Task to complete: Exactly as written, quote every line that follows, skipping the images.

Items:

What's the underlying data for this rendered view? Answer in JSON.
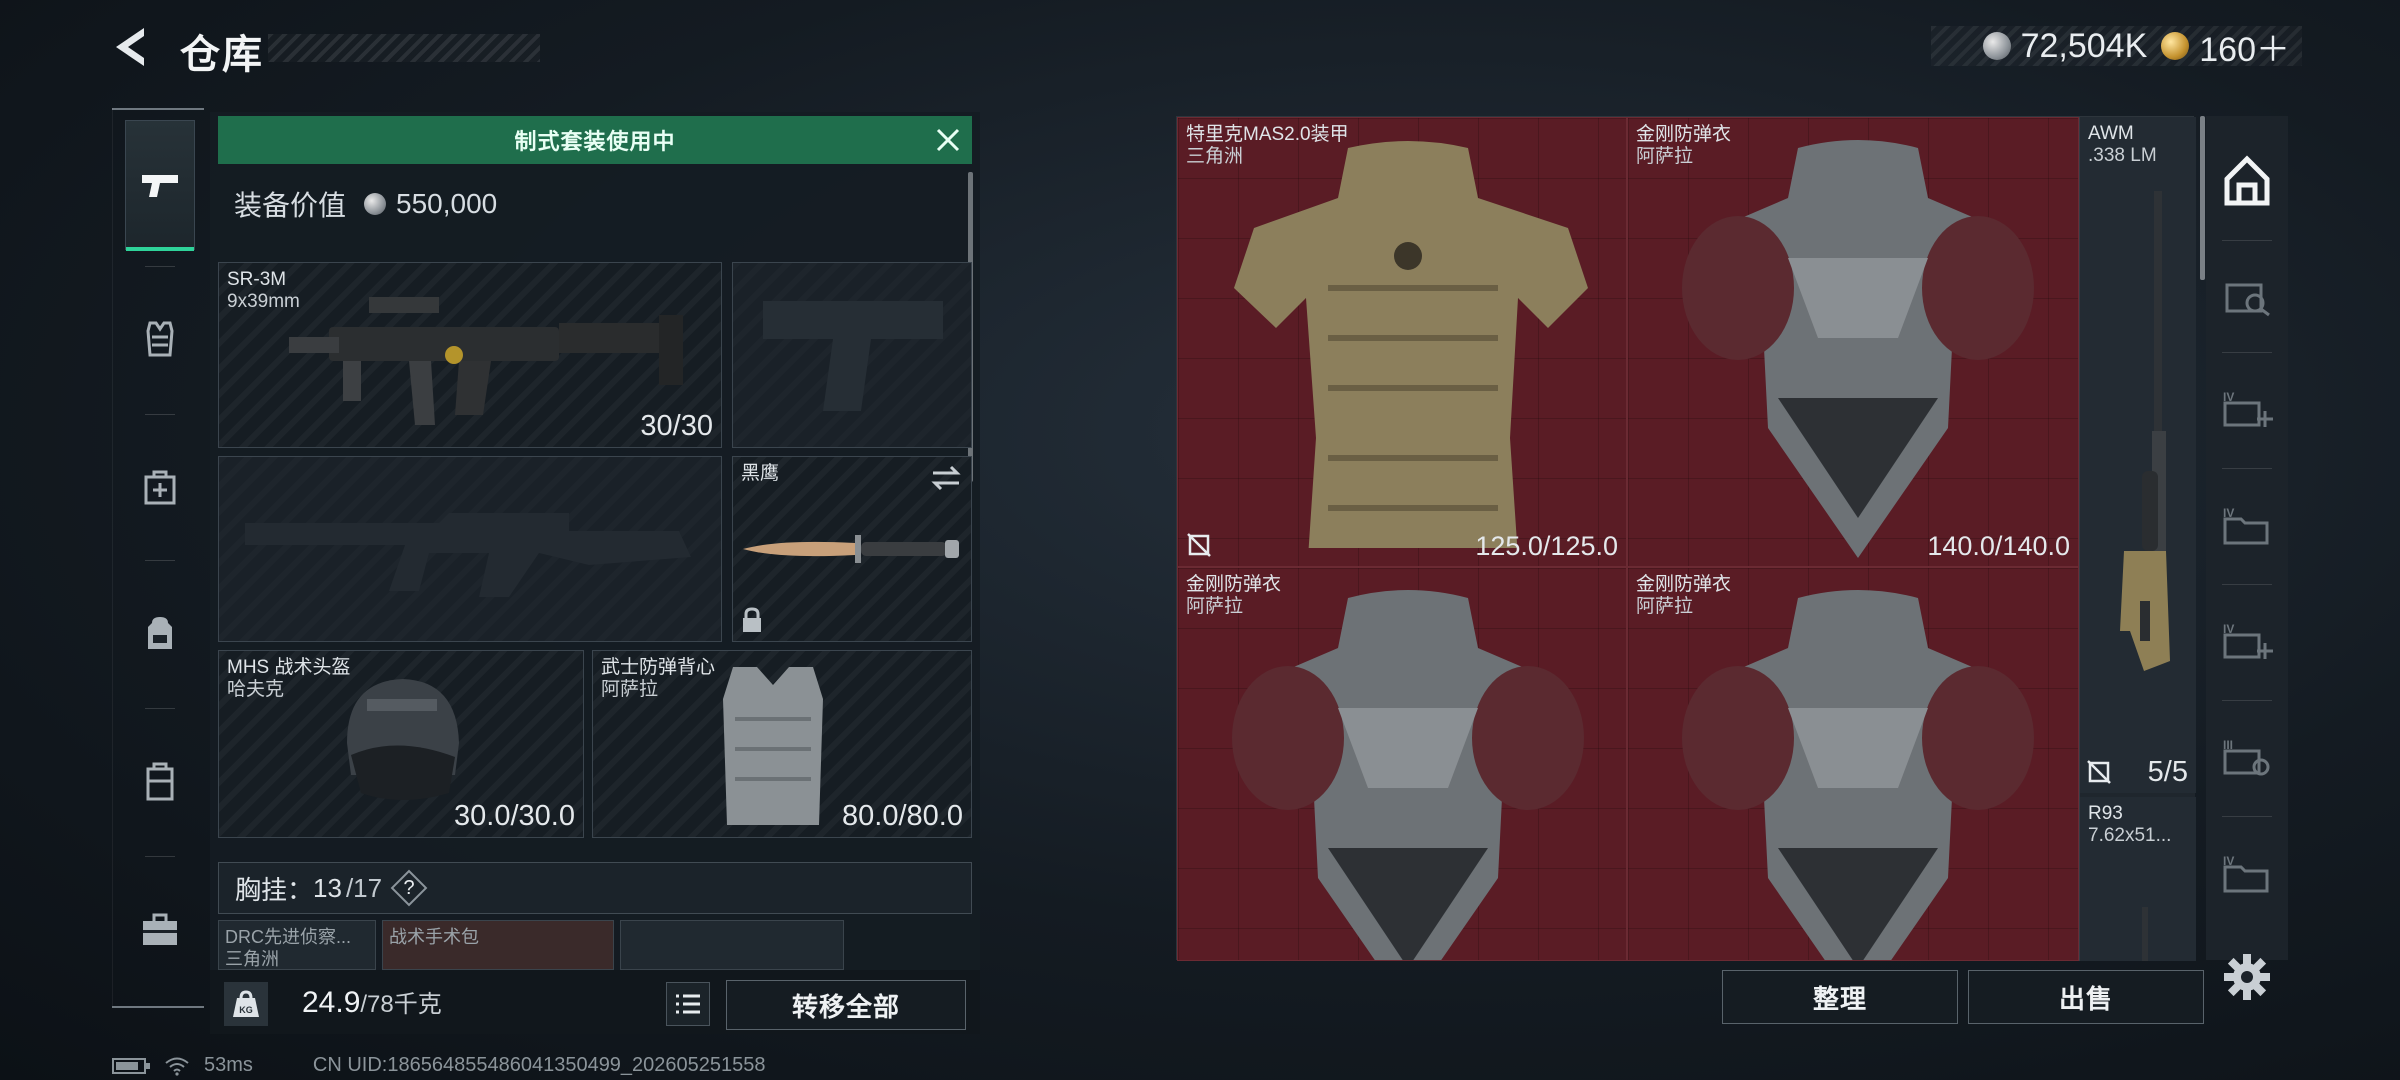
{
  "header": {
    "title": "仓库",
    "currencies": [
      {
        "icon": "silver-coin-icon",
        "value": "72,504K"
      },
      {
        "icon": "gold-coin-icon",
        "value": "160＋"
      }
    ]
  },
  "rail": {
    "items": [
      {
        "icon": "pistol-icon",
        "active": true
      },
      {
        "icon": "vest-icon",
        "active": false
      },
      {
        "icon": "medkit-icon",
        "active": false
      },
      {
        "icon": "backpack-icon",
        "active": false
      },
      {
        "icon": "case-icon",
        "active": false
      },
      {
        "icon": "toolbox-icon",
        "active": false
      }
    ]
  },
  "loadout": {
    "banner": "制式套装使用中",
    "value_label": "装备价值",
    "value": "550,000",
    "primary": {
      "name": "SR-3M",
      "ammo": "9x39mm",
      "count": "30/30"
    },
    "knife": {
      "name": "黑鹰"
    },
    "helmet": {
      "name": "MHS 战术头盔",
      "brand": "哈夫克",
      "durability": "30.0/30.0"
    },
    "armor": {
      "name": "武士防弹背心",
      "brand": "阿萨拉",
      "durability": "80.0/80.0"
    },
    "chest": {
      "label": "胸挂：",
      "used": "13",
      "cap": "/17",
      "help": "?"
    },
    "mini_items": [
      {
        "name": "DRC先进侦察...",
        "sub": "三角洲"
      },
      {
        "name": "战术手术包",
        "sub": ""
      },
      {
        "name": "",
        "sub": ""
      }
    ],
    "weight": "24.9",
    "weight_cap": "/78千克",
    "transfer_all": "转移全部"
  },
  "storage": {
    "cells": [
      {
        "name": "特里克MAS2.0装甲",
        "brand": "三角洲",
        "durability": "125.0/125.0"
      },
      {
        "name": "金刚防弹衣",
        "brand": "阿萨拉",
        "durability": "140.0/140.0"
      },
      {
        "name": "金刚防弹衣",
        "brand": "阿萨拉",
        "durability": ""
      },
      {
        "name": "金刚防弹衣",
        "brand": "阿萨拉",
        "durability": ""
      }
    ],
    "side": [
      {
        "name": "AWM",
        "sub": ".338 LM",
        "count": "5/5"
      },
      {
        "name": "R93",
        "sub": "7.62x51...",
        "count": ""
      }
    ],
    "sort": "整理",
    "sell": "出售"
  },
  "status": {
    "ping": "53ms",
    "uid": "CN UID:186564855486041350499_202605251558"
  }
}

Response to the task:
What's the underlying data for this rendered view? Answer in JSON.
{
  "header": {
    "title": "仓库",
    "currencies": [
      {
        "icon": "silver-coin-icon",
        "value": "72,504K"
      },
      {
        "icon": "gold-coin-icon",
        "value": "160＋"
      }
    ]
  },
  "rail": {
    "items": [
      {
        "icon": "pistol-icon",
        "active": true
      },
      {
        "icon": "vest-icon",
        "active": false
      },
      {
        "icon": "medkit-icon",
        "active": false
      },
      {
        "icon": "backpack-icon",
        "active": false
      },
      {
        "icon": "case-icon",
        "active": false
      },
      {
        "icon": "toolbox-icon",
        "active": false
      }
    ]
  },
  "loadout": {
    "banner": "制式套装使用中",
    "value_label": "装备价值",
    "value": "550,000",
    "primary": {
      "name": "SR-3M",
      "ammo": "9x39mm",
      "count": "30/30"
    },
    "knife": {
      "name": "黑鹰"
    },
    "helmet": {
      "name": "MHS 战术头盔",
      "brand": "哈夫克",
      "durability": "30.0/30.0"
    },
    "armor": {
      "name": "武士防弹背心",
      "brand": "阿萨拉",
      "durability": "80.0/80.0"
    },
    "chest": {
      "label": "胸挂：",
      "used": "13",
      "cap": "/17",
      "help": "?"
    },
    "mini_items": [
      {
        "name": "DRC先进侦察...",
        "sub": "三角洲"
      },
      {
        "name": "战术手术包",
        "sub": ""
      },
      {
        "name": "",
        "sub": ""
      }
    ],
    "weight": "24.9",
    "weight_cap": "/78千克",
    "transfer_all": "转移全部"
  },
  "storage": {
    "cells": [
      {
        "name": "特里克MAS2.0装甲",
        "brand": "三角洲",
        "durability": "125.0/125.0"
      },
      {
        "name": "金刚防弹衣",
        "brand": "阿萨拉",
        "durability": "140.0/140.0"
      },
      {
        "name": "金刚防弹衣",
        "brand": "阿萨拉",
        "durability": ""
      },
      {
        "name": "金刚防弹衣",
        "brand": "阿萨拉",
        "durability": ""
      }
    ],
    "side": [
      {
        "name": "AWM",
        "sub": ".338 LM",
        "count": "5/5"
      },
      {
        "name": "R93",
        "sub": "7.62x51...",
        "count": ""
      }
    ],
    "sort": "整理",
    "sell": "出售"
  },
  "status": {
    "ping": "53ms",
    "uid": "CN UID:186564855486041350499_202605251558"
  }
}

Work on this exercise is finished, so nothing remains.